▸ Records for the exercise

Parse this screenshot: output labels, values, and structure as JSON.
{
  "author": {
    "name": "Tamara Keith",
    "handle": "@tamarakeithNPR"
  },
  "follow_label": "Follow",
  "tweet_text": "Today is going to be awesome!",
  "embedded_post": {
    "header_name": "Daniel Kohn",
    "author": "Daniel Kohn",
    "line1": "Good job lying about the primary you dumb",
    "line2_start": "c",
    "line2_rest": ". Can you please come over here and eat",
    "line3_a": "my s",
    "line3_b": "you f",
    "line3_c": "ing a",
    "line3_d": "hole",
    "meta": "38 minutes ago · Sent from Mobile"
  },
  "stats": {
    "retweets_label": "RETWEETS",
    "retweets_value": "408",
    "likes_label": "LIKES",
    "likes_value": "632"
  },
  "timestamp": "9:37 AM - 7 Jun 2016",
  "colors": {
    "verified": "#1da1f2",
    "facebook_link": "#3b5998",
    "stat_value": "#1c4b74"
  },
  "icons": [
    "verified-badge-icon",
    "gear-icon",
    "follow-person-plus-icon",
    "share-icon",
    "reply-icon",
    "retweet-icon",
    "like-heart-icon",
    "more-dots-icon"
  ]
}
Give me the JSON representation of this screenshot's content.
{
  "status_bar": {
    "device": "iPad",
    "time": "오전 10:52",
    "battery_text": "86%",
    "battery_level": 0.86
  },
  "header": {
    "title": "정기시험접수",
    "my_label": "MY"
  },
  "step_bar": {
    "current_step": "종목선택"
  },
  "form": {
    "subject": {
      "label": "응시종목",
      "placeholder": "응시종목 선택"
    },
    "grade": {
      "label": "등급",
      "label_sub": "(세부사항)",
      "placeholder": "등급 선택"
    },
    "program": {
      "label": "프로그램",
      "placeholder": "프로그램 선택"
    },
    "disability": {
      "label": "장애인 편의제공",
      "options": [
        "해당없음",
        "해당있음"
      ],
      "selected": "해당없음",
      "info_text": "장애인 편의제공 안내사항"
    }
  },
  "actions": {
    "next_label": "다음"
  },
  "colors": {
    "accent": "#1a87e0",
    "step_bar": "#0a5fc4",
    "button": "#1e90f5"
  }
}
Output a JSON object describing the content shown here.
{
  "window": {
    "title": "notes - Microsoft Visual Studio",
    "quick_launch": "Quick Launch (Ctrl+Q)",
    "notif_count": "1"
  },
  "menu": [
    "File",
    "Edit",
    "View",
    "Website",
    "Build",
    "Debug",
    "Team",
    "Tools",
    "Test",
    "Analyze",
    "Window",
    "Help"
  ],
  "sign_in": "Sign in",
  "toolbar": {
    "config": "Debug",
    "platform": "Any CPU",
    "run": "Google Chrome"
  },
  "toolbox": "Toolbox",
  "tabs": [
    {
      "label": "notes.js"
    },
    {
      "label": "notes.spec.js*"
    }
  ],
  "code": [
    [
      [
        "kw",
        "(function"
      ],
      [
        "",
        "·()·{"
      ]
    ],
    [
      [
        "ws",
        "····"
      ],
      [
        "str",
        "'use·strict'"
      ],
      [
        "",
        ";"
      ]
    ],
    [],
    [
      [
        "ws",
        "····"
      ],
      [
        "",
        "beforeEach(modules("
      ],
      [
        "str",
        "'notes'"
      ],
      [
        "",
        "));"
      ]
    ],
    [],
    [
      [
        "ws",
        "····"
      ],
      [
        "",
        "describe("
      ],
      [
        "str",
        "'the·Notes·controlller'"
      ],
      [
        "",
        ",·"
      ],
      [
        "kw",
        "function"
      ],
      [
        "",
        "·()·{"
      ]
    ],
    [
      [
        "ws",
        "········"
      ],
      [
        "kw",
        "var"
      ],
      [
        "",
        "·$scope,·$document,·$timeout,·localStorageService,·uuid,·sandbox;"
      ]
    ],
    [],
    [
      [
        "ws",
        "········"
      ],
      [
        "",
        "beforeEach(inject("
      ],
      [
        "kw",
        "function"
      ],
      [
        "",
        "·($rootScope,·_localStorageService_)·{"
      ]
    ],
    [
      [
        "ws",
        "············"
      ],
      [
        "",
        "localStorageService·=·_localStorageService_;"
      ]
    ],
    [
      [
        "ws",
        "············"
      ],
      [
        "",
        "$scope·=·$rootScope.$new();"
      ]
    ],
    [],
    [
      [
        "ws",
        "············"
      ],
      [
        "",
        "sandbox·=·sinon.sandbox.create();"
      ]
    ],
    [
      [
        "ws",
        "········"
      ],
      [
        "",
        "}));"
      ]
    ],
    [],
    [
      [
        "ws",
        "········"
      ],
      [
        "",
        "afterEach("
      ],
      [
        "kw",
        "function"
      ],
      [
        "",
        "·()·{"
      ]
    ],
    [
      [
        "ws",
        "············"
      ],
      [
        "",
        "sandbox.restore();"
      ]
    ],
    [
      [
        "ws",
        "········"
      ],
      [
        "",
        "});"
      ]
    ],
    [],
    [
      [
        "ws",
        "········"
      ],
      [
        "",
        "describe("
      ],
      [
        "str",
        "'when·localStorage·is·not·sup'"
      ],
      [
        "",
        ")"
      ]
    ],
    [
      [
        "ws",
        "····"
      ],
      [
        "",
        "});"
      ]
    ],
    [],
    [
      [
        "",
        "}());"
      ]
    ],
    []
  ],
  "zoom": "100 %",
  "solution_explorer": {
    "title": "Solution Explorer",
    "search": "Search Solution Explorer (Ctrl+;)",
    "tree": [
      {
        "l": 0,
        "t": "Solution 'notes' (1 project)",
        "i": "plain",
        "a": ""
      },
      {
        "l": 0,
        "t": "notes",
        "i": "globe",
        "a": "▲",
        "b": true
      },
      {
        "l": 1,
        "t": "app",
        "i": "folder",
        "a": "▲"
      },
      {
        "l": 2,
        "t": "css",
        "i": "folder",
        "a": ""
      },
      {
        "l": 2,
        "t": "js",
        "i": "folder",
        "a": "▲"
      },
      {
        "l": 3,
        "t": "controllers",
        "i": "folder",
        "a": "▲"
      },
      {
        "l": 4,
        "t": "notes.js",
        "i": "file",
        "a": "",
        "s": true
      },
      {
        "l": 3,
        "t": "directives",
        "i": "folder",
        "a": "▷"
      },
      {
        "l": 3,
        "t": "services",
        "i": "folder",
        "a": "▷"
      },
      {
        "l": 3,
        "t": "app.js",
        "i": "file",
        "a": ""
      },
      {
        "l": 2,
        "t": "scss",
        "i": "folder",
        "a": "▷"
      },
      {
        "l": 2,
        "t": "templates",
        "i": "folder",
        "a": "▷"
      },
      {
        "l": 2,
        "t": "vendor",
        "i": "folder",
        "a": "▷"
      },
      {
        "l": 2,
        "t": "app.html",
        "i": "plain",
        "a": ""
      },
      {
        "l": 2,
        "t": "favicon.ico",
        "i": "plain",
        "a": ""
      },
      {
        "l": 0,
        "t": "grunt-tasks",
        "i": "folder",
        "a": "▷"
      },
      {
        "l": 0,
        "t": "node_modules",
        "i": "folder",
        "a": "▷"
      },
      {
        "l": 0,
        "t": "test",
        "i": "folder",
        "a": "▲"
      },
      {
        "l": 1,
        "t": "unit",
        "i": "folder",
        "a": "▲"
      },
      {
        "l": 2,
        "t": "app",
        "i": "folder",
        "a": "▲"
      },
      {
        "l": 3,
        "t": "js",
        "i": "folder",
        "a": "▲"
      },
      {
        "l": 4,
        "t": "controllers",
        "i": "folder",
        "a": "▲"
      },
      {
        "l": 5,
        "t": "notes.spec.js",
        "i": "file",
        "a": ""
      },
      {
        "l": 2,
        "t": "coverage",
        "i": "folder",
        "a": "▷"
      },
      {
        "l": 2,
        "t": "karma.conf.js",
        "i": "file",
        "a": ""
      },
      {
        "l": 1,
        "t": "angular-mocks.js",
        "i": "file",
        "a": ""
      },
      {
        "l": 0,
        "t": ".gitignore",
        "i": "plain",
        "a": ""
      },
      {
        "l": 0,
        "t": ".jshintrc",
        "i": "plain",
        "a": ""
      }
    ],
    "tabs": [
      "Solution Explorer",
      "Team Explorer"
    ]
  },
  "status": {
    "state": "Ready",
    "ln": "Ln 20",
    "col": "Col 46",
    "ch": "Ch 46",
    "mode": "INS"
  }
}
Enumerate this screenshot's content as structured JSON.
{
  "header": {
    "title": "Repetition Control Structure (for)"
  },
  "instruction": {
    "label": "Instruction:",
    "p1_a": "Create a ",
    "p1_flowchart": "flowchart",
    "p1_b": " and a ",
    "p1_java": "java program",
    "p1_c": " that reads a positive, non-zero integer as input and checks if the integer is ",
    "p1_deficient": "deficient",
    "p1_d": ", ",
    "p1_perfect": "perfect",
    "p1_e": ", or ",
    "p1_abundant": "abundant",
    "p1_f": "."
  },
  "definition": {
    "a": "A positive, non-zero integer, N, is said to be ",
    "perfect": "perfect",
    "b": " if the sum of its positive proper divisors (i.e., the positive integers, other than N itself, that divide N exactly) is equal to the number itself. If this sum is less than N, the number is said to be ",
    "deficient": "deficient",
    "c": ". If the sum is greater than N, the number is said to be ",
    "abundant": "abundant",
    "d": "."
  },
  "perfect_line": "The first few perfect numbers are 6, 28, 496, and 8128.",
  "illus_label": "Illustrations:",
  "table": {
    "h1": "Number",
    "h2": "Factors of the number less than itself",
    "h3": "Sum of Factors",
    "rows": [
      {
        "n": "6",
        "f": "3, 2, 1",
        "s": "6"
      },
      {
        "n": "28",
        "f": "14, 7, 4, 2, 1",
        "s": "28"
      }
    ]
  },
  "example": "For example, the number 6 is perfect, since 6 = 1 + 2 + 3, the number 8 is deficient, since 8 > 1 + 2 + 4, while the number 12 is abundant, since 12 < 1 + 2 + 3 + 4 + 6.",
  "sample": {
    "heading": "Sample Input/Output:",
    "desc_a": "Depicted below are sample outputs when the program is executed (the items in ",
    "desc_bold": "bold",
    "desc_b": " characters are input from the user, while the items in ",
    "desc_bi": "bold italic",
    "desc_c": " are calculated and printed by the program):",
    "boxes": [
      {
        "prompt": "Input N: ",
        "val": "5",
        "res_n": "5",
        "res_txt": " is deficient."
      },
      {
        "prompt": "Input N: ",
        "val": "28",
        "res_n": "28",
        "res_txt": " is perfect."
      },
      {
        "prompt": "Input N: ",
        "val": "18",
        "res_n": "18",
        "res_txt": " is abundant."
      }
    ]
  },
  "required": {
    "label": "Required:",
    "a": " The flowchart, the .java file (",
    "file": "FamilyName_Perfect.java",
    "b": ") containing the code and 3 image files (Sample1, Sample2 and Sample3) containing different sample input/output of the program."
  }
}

▸ What you will do
For the records above, state how many lines include the string "screenshot", giving the number and nothing else.

▸ Response to the task
3